• **Aim**
Reproduce every entry exactly and leave its pictures out.

[Entries with figure data]
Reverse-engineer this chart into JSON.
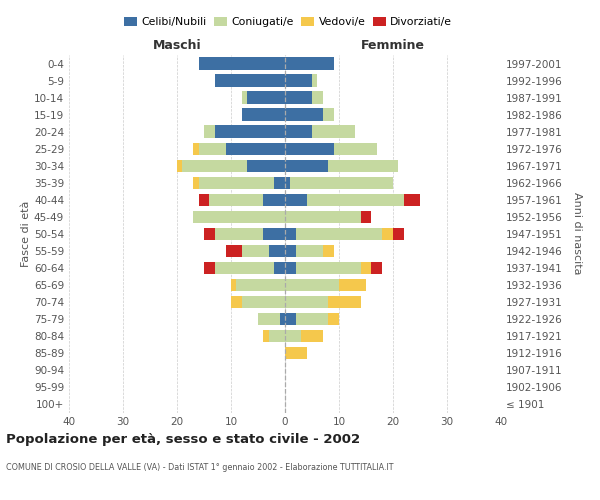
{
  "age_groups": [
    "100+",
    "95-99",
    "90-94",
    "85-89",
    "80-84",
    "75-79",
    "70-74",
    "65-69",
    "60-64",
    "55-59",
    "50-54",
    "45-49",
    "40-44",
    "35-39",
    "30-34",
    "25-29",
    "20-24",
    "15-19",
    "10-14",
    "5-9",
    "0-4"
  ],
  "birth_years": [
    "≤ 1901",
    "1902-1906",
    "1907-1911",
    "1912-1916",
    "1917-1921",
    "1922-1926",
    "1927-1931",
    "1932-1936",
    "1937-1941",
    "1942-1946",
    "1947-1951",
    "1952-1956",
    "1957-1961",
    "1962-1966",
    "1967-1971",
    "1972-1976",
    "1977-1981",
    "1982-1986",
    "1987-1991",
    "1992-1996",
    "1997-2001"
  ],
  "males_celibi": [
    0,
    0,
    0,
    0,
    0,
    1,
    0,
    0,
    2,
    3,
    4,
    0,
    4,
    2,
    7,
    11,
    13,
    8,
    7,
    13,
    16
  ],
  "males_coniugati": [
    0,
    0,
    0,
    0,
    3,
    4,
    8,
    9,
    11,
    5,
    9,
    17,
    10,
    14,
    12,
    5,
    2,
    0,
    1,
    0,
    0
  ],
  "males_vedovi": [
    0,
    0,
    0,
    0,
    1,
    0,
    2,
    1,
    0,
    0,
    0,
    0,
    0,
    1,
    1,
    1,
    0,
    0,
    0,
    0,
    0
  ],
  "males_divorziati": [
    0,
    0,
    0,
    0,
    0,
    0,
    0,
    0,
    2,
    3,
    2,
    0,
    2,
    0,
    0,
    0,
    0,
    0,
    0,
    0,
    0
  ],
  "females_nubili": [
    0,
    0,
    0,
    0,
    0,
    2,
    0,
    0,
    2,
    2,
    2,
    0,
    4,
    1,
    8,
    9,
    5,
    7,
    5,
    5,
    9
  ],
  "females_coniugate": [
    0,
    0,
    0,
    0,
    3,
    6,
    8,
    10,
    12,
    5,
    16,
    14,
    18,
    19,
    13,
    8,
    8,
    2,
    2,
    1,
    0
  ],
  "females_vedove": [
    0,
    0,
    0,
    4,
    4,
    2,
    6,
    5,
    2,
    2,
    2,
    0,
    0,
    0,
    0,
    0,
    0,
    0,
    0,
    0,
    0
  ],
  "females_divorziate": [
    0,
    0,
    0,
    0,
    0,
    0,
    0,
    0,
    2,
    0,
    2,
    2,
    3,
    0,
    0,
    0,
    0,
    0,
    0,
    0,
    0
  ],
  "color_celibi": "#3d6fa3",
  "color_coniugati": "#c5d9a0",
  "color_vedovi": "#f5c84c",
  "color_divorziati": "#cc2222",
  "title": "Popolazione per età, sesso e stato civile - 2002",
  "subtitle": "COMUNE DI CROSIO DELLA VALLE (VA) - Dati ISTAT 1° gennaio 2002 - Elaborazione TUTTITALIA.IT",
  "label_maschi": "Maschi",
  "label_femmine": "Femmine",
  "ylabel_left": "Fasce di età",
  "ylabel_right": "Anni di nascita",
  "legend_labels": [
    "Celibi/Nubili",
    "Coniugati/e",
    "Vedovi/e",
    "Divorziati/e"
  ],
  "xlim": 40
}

• **Full solution**
Reverse-engineer this chart into JSON.
{
  "age_groups": [
    "100+",
    "95-99",
    "90-94",
    "85-89",
    "80-84",
    "75-79",
    "70-74",
    "65-69",
    "60-64",
    "55-59",
    "50-54",
    "45-49",
    "40-44",
    "35-39",
    "30-34",
    "25-29",
    "20-24",
    "15-19",
    "10-14",
    "5-9",
    "0-4"
  ],
  "birth_years": [
    "≤ 1901",
    "1902-1906",
    "1907-1911",
    "1912-1916",
    "1917-1921",
    "1922-1926",
    "1927-1931",
    "1932-1936",
    "1937-1941",
    "1942-1946",
    "1947-1951",
    "1952-1956",
    "1957-1961",
    "1962-1966",
    "1967-1971",
    "1972-1976",
    "1977-1981",
    "1982-1986",
    "1987-1991",
    "1992-1996",
    "1997-2001"
  ],
  "males_celibi": [
    0,
    0,
    0,
    0,
    0,
    1,
    0,
    0,
    2,
    3,
    4,
    0,
    4,
    2,
    7,
    11,
    13,
    8,
    7,
    13,
    16
  ],
  "males_coniugati": [
    0,
    0,
    0,
    0,
    3,
    4,
    8,
    9,
    11,
    5,
    9,
    17,
    10,
    14,
    12,
    5,
    2,
    0,
    1,
    0,
    0
  ],
  "males_vedovi": [
    0,
    0,
    0,
    0,
    1,
    0,
    2,
    1,
    0,
    0,
    0,
    0,
    0,
    1,
    1,
    1,
    0,
    0,
    0,
    0,
    0
  ],
  "males_divorziati": [
    0,
    0,
    0,
    0,
    0,
    0,
    0,
    0,
    2,
    3,
    2,
    0,
    2,
    0,
    0,
    0,
    0,
    0,
    0,
    0,
    0
  ],
  "females_nubili": [
    0,
    0,
    0,
    0,
    0,
    2,
    0,
    0,
    2,
    2,
    2,
    0,
    4,
    1,
    8,
    9,
    5,
    7,
    5,
    5,
    9
  ],
  "females_coniugate": [
    0,
    0,
    0,
    0,
    3,
    6,
    8,
    10,
    12,
    5,
    16,
    14,
    18,
    19,
    13,
    8,
    8,
    2,
    2,
    1,
    0
  ],
  "females_vedove": [
    0,
    0,
    0,
    4,
    4,
    2,
    6,
    5,
    2,
    2,
    2,
    0,
    0,
    0,
    0,
    0,
    0,
    0,
    0,
    0,
    0
  ],
  "females_divorziate": [
    0,
    0,
    0,
    0,
    0,
    0,
    0,
    0,
    2,
    0,
    2,
    2,
    3,
    0,
    0,
    0,
    0,
    0,
    0,
    0,
    0
  ],
  "color_celibi": "#3d6fa3",
  "color_coniugati": "#c5d9a0",
  "color_vedovi": "#f5c84c",
  "color_divorziati": "#cc2222",
  "title": "Popolazione per età, sesso e stato civile - 2002",
  "subtitle": "COMUNE DI CROSIO DELLA VALLE (VA) - Dati ISTAT 1° gennaio 2002 - Elaborazione TUTTITALIA.IT",
  "label_maschi": "Maschi",
  "label_femmine": "Femmine",
  "ylabel_left": "Fasce di età",
  "ylabel_right": "Anni di nascita",
  "legend_labels": [
    "Celibi/Nubili",
    "Coniugati/e",
    "Vedovi/e",
    "Divorziati/e"
  ],
  "xlim": 40
}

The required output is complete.